» BRANO CITATO:
La discriminazione delle donne vince su Google: la campagna delle Nazioni Unite

Banalità, luoghi comuni o frasi fatte un po’ offensive sulle donne riempiono letteralmente la bocca e le conversazioni e spesso diventano anche parte del suggeritore automatico di Google. Per questo è scesa in campo UN Women.



UN Women è l’ agenzia delle Nazioni Unite che si occupa dei diritti delle donne e che da anni lotta per raggiungere la parità di genere. Purtroppo in questo campo c’è ancora molto da lavorare e anche nell’evoluto occidente alcuni dettagli fanno capire come la nostra società sia ancora in balia di luoghi comuni e frasi fatte discriminatorie. Quali? Per verificarlo non c’è bisogno di ascoltare le chiacchiere della gente agli angoli delle strade, ma utilizzare il suggeritore automatico di google.

Le donne non dovrebbero… avere diritti, votare, lavorare, guidare oppure le donne dovrebbero… essere schiave. Partendo proprio dalle risposte di Google, che tra l’altro non le ha impostate per discriminare il gentil sesso ma per rispondere alla logica delle parole più ricercate, la designer Chris Hunt del network di comunicazione e marketing Ogilvy e Mather ha creato una campagna di grande effetto.

» ATTIVITÀ DA SVOLGERE:
[1] Nel brano sulla campagna di UN Women, chi ha creato la campagna?
[2] Riprendi il brano sulla campagna di UN Women e proseguilo a partire dalla sua ultima frase.
I dati non hanno alcun legame con il brano.

» DATI ESTRATTI:

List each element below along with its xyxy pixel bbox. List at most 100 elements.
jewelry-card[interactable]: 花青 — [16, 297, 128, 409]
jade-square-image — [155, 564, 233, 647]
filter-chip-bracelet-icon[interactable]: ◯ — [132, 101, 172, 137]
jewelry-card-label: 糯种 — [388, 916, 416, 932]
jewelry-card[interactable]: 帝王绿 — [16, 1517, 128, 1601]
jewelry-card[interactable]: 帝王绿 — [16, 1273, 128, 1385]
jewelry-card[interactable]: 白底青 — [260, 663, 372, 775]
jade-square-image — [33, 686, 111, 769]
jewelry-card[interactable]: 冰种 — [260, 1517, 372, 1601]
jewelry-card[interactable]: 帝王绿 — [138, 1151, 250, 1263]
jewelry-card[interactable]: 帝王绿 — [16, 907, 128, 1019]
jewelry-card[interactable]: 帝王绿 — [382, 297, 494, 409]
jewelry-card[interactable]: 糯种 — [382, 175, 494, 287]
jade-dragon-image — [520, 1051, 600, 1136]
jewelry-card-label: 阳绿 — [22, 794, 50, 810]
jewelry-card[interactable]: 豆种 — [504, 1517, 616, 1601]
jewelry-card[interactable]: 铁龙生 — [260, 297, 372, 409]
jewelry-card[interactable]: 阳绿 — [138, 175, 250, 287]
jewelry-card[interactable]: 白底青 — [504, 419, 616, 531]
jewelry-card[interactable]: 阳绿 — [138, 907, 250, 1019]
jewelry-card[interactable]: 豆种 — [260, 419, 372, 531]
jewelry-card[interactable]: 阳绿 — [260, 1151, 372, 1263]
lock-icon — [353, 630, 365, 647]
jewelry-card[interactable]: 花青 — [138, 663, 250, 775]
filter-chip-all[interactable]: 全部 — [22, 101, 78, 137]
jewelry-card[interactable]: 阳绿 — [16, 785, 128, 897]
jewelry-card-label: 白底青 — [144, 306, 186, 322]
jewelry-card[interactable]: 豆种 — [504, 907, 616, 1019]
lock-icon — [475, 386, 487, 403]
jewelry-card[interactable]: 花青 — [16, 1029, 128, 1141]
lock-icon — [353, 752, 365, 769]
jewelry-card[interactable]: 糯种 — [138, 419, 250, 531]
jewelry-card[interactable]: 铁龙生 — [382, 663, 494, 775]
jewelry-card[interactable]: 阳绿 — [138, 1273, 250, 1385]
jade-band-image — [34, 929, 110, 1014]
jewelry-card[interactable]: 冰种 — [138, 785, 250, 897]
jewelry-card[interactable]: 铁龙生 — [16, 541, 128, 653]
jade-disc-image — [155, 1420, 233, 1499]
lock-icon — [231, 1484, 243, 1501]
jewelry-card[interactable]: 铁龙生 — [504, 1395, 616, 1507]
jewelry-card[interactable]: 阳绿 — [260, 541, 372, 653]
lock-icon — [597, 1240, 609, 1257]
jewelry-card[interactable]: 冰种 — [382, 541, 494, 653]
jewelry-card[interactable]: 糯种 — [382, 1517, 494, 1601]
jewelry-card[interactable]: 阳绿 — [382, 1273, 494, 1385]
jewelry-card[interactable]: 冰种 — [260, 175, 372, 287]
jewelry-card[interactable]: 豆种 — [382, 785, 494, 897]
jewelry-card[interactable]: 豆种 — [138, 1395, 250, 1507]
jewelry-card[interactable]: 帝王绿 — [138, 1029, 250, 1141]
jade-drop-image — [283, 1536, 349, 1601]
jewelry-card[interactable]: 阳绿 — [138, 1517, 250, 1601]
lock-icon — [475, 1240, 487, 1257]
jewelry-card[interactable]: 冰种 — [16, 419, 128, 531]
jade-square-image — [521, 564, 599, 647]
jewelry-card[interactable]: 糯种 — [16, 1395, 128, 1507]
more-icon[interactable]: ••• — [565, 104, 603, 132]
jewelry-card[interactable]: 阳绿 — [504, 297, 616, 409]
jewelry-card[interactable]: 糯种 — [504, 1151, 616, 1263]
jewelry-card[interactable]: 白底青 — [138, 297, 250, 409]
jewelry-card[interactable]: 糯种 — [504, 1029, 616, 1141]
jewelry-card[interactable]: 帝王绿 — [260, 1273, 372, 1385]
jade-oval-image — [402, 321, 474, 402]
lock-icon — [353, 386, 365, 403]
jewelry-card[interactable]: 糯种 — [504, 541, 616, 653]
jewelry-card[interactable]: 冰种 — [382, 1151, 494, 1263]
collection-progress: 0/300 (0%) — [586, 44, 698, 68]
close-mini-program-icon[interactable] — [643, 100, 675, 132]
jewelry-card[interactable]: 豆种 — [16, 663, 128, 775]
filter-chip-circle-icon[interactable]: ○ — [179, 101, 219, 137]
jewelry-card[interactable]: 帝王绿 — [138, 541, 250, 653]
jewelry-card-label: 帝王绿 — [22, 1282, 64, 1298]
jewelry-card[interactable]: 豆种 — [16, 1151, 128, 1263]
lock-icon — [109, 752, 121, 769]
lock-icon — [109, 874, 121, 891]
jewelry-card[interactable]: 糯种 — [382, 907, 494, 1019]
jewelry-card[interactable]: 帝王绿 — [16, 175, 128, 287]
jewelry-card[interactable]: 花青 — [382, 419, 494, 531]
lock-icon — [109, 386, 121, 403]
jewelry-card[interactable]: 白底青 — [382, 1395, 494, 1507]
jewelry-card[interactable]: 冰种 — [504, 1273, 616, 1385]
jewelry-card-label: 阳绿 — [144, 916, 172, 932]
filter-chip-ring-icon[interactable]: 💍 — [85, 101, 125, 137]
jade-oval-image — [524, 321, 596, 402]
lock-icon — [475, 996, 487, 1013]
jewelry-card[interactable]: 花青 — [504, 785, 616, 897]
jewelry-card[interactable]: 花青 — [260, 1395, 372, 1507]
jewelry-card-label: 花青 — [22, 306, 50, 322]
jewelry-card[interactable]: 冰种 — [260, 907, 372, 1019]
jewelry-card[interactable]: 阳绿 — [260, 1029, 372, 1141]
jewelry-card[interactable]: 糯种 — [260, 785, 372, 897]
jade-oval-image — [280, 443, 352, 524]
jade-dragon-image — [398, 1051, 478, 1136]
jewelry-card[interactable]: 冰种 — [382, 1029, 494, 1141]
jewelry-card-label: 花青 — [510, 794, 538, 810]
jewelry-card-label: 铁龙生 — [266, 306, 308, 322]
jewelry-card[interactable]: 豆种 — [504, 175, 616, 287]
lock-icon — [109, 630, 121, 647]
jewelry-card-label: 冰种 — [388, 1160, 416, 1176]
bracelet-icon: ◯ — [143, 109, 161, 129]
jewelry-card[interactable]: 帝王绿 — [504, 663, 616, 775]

» RISPOSTE ATTESE:
[1] La designer Chris Hunt del network di comunicazione e marketing Ogilvy e Mather.

[2]
Potete vedere i volti di alcune donne, provenienti da zone diverse del paese, con il classico menù a tendina o stringa di Google che suggerisce le parole chiave più ricercate nelle diverse parti del mondo. E' dura sconfiggere i luoghi comuni (come donna al volante, pericolo costante), perché fanno parte della quotidianità e in alcuni casi possono anche far sorridere, ma per iniziare a muovere i primi passi nella direzione giusta è bene prendere consapevolezza del valore di alcune cose.

La diseguaglianza corre nelle nostre case come nel web, questa è la dura realtà. La campagna accompagna anche un altro importante evento: il 25 novembre ricorre la Giornata internazionale per l'eliminazione della violenza contro le donne.